## Task statement
Filter the data below for the string "注射用哌拉西林舒巴坦钠" and copy each matching line.

## Data to process
______________________________

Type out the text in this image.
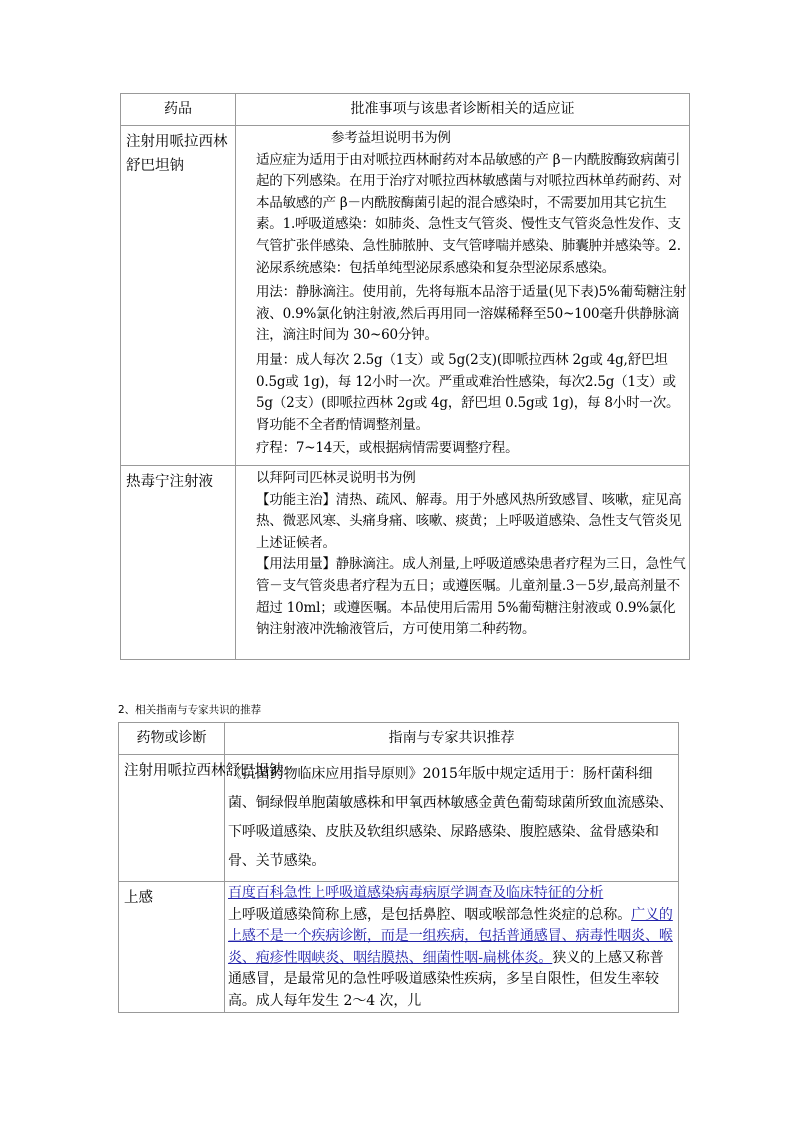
药品	批准事项与该患者诊断相关的适应证
注射用哌拉西林舒巴坦钠	参考益坦说明书为例

适应症为适用于由对哌拉西林耐药对本品敏感的产 β－内酰胺酶致病菌引起的下列感染。在用于治疗对哌拉西林敏感菌与对哌拉西林单药耐药、对本品敏感的产 β－内酰胺酶菌引起的混合感染时，不需要加用其它抗生素。1.呼吸道感染：如肺炎、急性支气管炎、慢性支气管炎急性发作、支气管扩张伴感染、急性肺脓肿、支气管哮喘并感染、肺囊肿并感染等。2.泌尿系统感染：包括单纯型泌尿系感染和复杂型泌尿系感染。

用法：静脉滴注。使用前，先将每瓶本品溶于适量(见下表)5%葡萄糖注射液、0.9%氯化钠注射液,然后再用同一溶媒稀释至50~100毫升供静脉滴注，滴注时间为 30~60分钟。

用量：成人每次 2.5g（1支）或 5g(2支)(即哌拉西林 2g或 4g,舒巴坦 0.5g或 1g)，每 12小时一次。严重或难治性感染，每次2.5g（1支）或 5g（2支）(即哌拉西林 2g或 4g，舒巴坦 0.5g或 1g)，每 8小时一次。肾功能不全者酌情调整剂量。

疗程：7~14天，或根据病情需要调整疗程。

热毒宁注射液	以拜阿司匹林灵说明书为例

【功能主治】清热、疏风、解毒。用于外感风热所致感冒、咳嗽，症见高热、微恶风寒、头痛身痛、咳嗽、痰黄；上呼吸道感染、急性支气管炎见上述证候者。

【用法用量】静脉滴注。成人剂量,上呼吸道感染患者疗程为三日，急性气管－支气管炎患者疗程为五日；或遵医嘱。儿童剂量.3－5岁,最高剂量不超过 10ml；或遵医嘱。本品使用后需用 5%葡萄糖注射液或 0.9%氯化钠注射液冲洗输液管后，方可使用第二种药物。

2、相关指南与专家共识的推荐
药物或诊断	指南与专家共识推荐
注射用哌拉西林舒巴坦钠	《抗菌药物临床应用指导原则》2015年版中规定适用于：肠杆菌科细菌、铜绿假单胞菌敏感株和甲氧西林敏感金黄色葡萄球菌所致血流感染、下呼吸道感染、皮肤及软组织感染、尿路感染、腹腔感染、盆骨感染和骨、关节感染。

上感	百度百科急性上呼吸道感染病毒病原学调查及临床特征的分析
上呼吸道感染简称上感，是包括鼻腔、咽或喉部急性炎症的总称。广义的上感不是一个疾病诊断，而是一组疾病，包括普通感冒、病毒性咽炎、喉炎、疱疹性咽峡炎、咽结膜热、细菌性咽-扁桃体炎。狭义的上感又称普通感冒，是最常见的急性呼吸道感染性疾病，多呈自限性，但发生率较高。成人每年发生 2～4 次，儿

______________________________

## Expected answer
注射用哌拉西林舒巴坦钠	参考益坦说明书为例
注射用哌拉西林舒巴坦钠	《抗菌药物临床应用指导原则》2015年版中规定适用于：肠杆菌科细菌、铜绿假单胞菌敏感株和甲氧西林敏感金黄色葡萄球菌所致血流感染、下呼吸道感染、皮肤及软组织感染、尿路感染、腹腔感染、盆骨感染和骨、关节感染。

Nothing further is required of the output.